Problem details
Show every line below where "先後在我們的中國主要營運附屬公司浙江卡羅特擔任多個職務" can be found.
-- Begin Source data --
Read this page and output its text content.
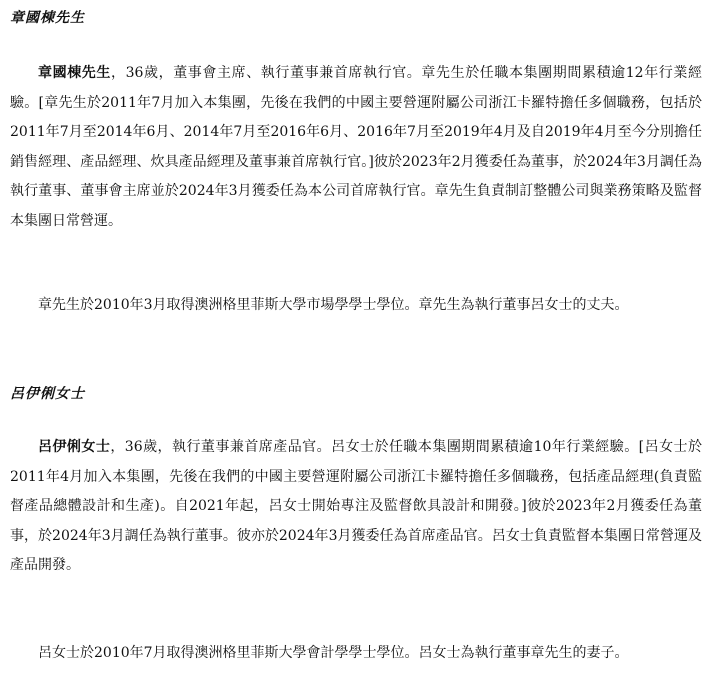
章國棟先生

章國棟先生，36歲，董事會主席、執行董事兼首席執行官。章先生於任職本集團期間累積逾12年行業經驗。[章先生於2011年7月加入本集團，先後在我們的中國主要營運附屬公司浙江卡羅特擔任多個職務，包括於2011年7月至2014年6月、2014年7月至2016年6月、2016年7月至2019年4月及自2019年4月至今分別擔任銷售經理、產品經理、炊具產品經理及董事兼首席執行官。]彼於2023年2月獲委任為董事，於2024年3月調任為執行董事、董事會主席並於2024年3月獲委任為本公司首席執行官。章先生負責制訂整體公司與業務策略及監督本集團日常營運。

章先生於2010年3月取得澳洲格里菲斯大學市場學學士學位。章先生為執行董事呂女士的丈夫。

呂伊俐女士

呂伊俐女士，36歲，執行董事兼首席產品官。呂女士於任職本集團期間累積逾10年行業經驗。[呂女士於2011年4月加入本集團，先後在我們的中國主要營運附屬公司浙江卡羅特擔任多個職務，包括產品經理(負責監督產品總體設計和生產)。自2021年起，呂女士開始專注及監督飲具設計和開發。]彼於2023年2月獲委任為董事，於2024年3月調任為執行董事。彼亦於2024年3月獲委任為首席產品官。呂女士負責監督本集團日常營運及產品開發。

呂女士於2010年7月取得澳洲格里菲斯大學會計學學士學位。呂女士為執行董事章先生的妻子。
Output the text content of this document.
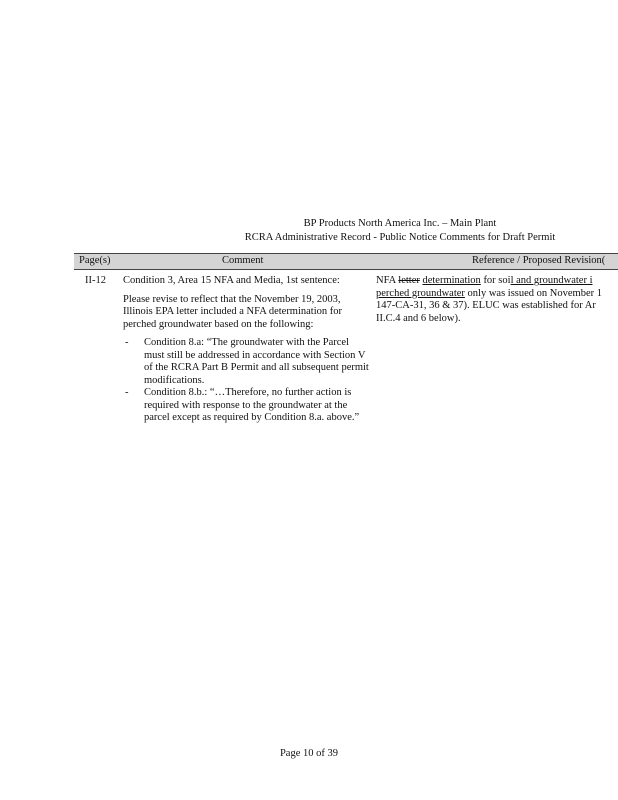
BP Products North America Inc. – Main Plant
RCRA Administrative Record - Public Notice Comments for Draft Permit
Page(s)	Comment	Reference / Proposed Revision(
II-12 Condition 3, Area 15 NFA and Media, 1st sentence:

Please revise to reflect that the November 19, 2003, Illinois EPA letter included a NFA determination for perched groundwater based on the following:

- Condition 8.a: “The groundwater with the Parcel must still be addressed in accordance with Section V of the RCRA Part B Permit and all subsequent permit modifications.
- Condition 8.b.: “…Therefore, no further action is required with response to the groundwater at the parcel except as required by Condition 8.a. above.”
NFA letter determination for soil and groundwater i
perched groundwater only was issued on November 1
147-CA-31, 36 & 37). ELUC was established for Ar
II.C.4 and 6 below).
Page 10 of 39
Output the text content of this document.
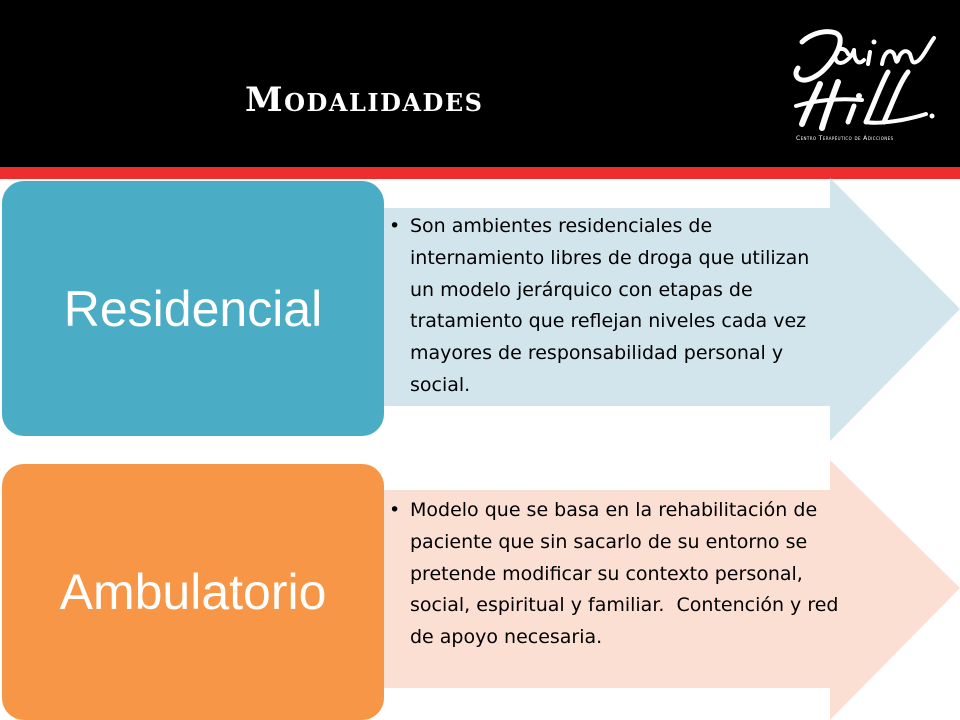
Modalidades
Centro Terapéutico de Adicciones
Residencial
• Son ambientes residenciales de internamiento libres de droga que utilizan un modelo jerárquico con etapas de tratamiento que reflejan niveles cada vez mayores de responsabilidad personal y social.
Ambulatorio
• Modelo que se basa en la rehabilitación de paciente que sin sacarlo de su entorno se pretende modificar su contexto personal, social, espiritual y familiar.  Contención y red de apoyo necesaria.
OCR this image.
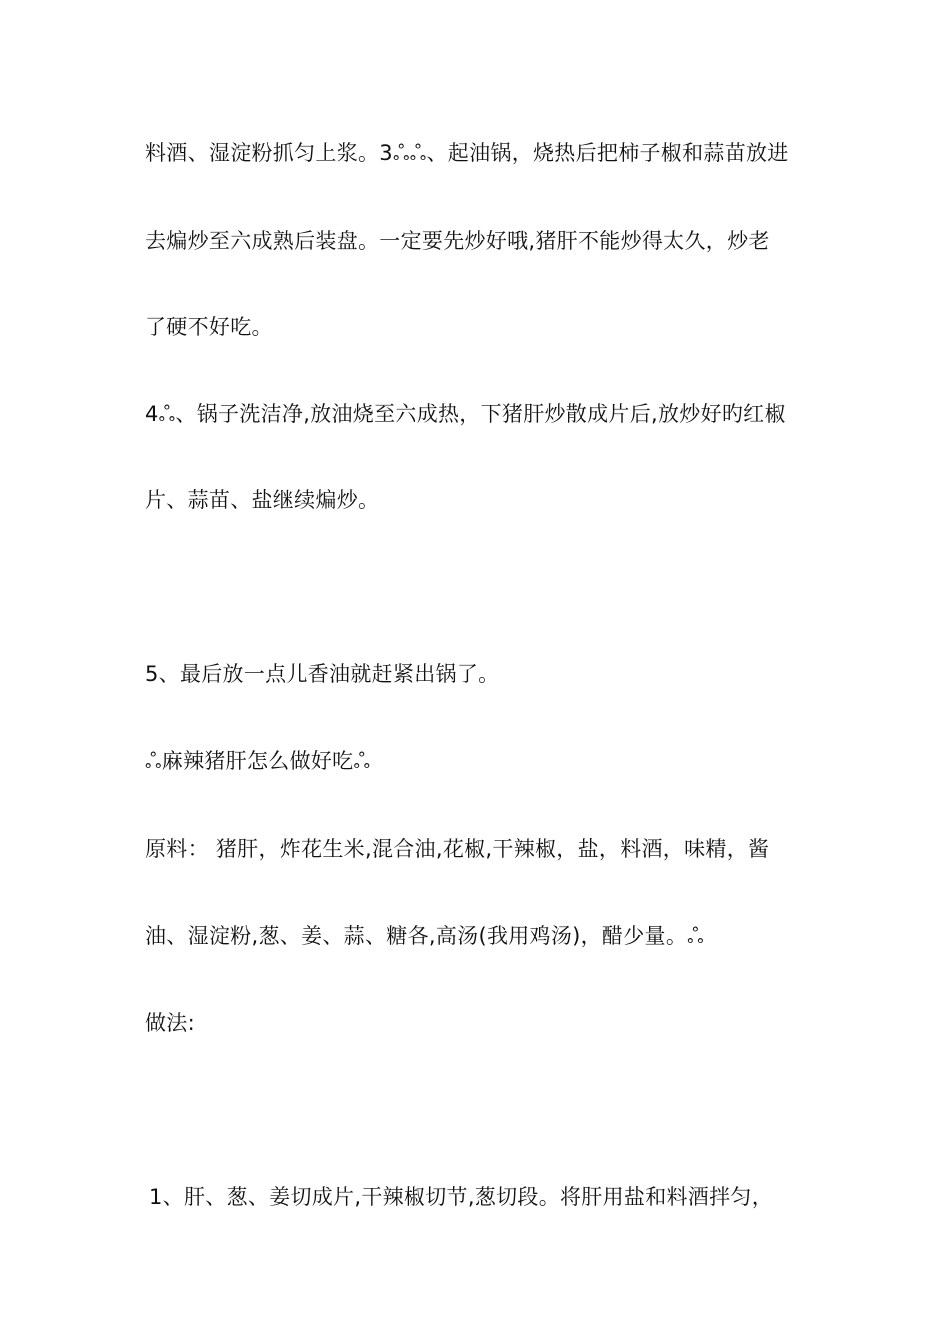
料酒、湿淀粉抓匀上浆。3ஃஃ、起油锅，烧热后把柿子椒和蒜苗放进
去煸炒至六成熟后装盘。一定要先炒好哦,猪肝不能炒得太久，炒老
了硬不好吃。
4ஃ、锅子洗洁净,放油烧至六成热，下猪肝炒散成片后,放炒好旳红椒
片、蒜苗、盐继续煸炒。
5、最后放一点儿香油就赶紧出锅了。
ஃ麻辣猪肝怎么做好吃ஃ
原料： 猪肝，炸花生米,混合油,花椒,干辣椒，盐，料酒，味精，酱
油、湿淀粉,葱、姜、蒜、糖各,高汤(我用鸡汤)，醋少量。ஃ
做法:
1、肝、葱、姜切成片,干辣椒切节,葱切段。将肝用盐和料酒拌匀，
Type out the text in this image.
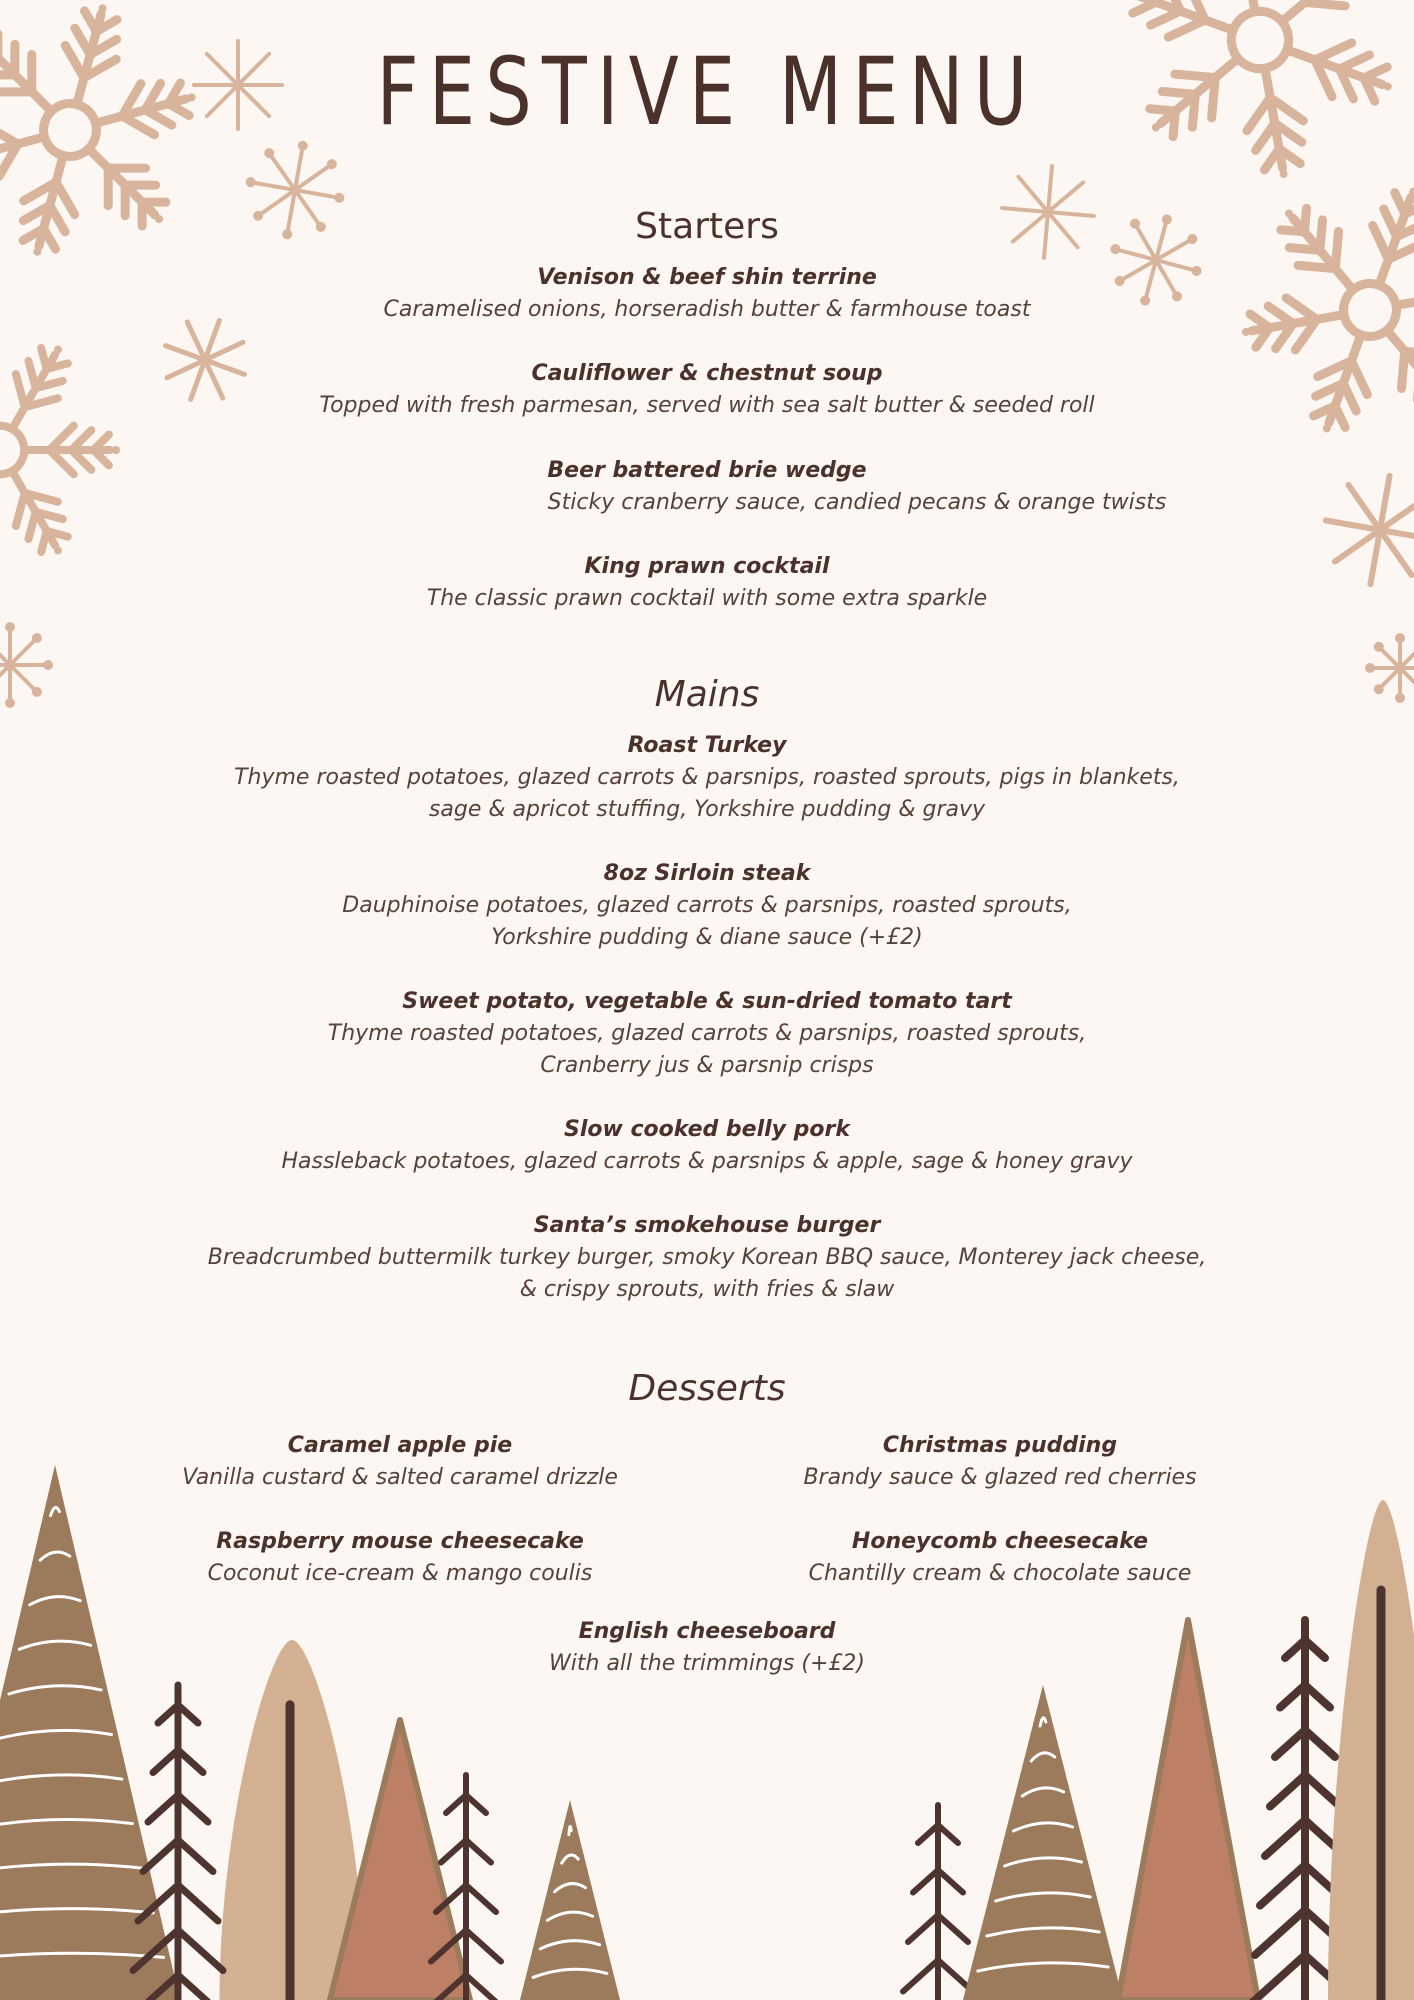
FESTIVE MENU
Starters
Venison & beef shin terrine
Caramelised onions, horseradish butter & farmhouse toast
Cauliflower & chestnut soup
Topped with fresh parmesan, served with sea salt butter & seeded roll
Beer battered brie wedge
Sticky cranberry sauce, candied pecans & orange twists
King prawn cocktail
The classic prawn cocktail with some extra sparkle
Mains
Roast Turkey
Thyme roasted potatoes, glazed carrots & parsnips, roasted sprouts, pigs in blankets,
sage & apricot stuffing, Yorkshire pudding & gravy
8oz Sirloin steak
Dauphinoise potatoes, glazed carrots & parsnips, roasted sprouts,
Yorkshire pudding & diane sauce (+£2)
Sweet potato, vegetable & sun-dried tomato tart
Thyme roasted potatoes, glazed carrots & parsnips, roasted sprouts,
Cranberry jus & parsnip crisps
Slow cooked belly pork
Hassleback potatoes, glazed carrots & parsnips & apple, sage & honey gravy
Santa’s smokehouse burger
Breadcrumbed buttermilk turkey burger, smoky Korean BBQ sauce, Monterey jack cheese,
& crispy sprouts, with fries & slaw
Desserts
Caramel apple pie
Vanilla custard & salted caramel drizzle
Christmas pudding
Brandy sauce & glazed red cherries
Raspberry mouse cheesecake
Coconut ice-cream & mango coulis
Honeycomb cheesecake
Chantilly cream & chocolate sauce
English cheeseboard
With all the trimmings (+£2)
-- End Source data --
Full output
章國棟先生，36歲，董事會主席、執行董事兼首席執行官。章先生於任職本集團期間累積逾12年行業經驗。[章先生於2011年7月加入本集團，先後在我們的中國主要營運附屬公司浙江卡羅特擔任多個職務，包括於2011年7月至2014年6月、2014年7月至2016年6月、2016年7月至2019年4月及自2019年4月至今分別擔任銷售經理、產品經理、炊具產品經理及董事兼首席執行官。]彼於2023年2月獲委任為董事，於2024年3月調任為執行董事、董事會主席並於2024年3月獲委任為本公司首席執行官。章先生負責制訂整體公司與業務策略及監督本集團日常營運。
呂伊俐女士，36歲，執行董事兼首席產品官。呂女士於任職本集團期間累積逾10年行業經驗。[呂女士於2011年4月加入本集團，先後在我們的中國主要營運附屬公司浙江卡羅特擔任多個職務，包括產品經理(負責監督產品總體設計和生產)。自2021年起，呂女士開始專注及監督飲具設計和開發。]彼於2023年2月獲委任為董事，於2024年3月調任為執行董事。彼亦於2024年3月獲委任為首席產品官。呂女士負責監督本集團日常營運及產品開發。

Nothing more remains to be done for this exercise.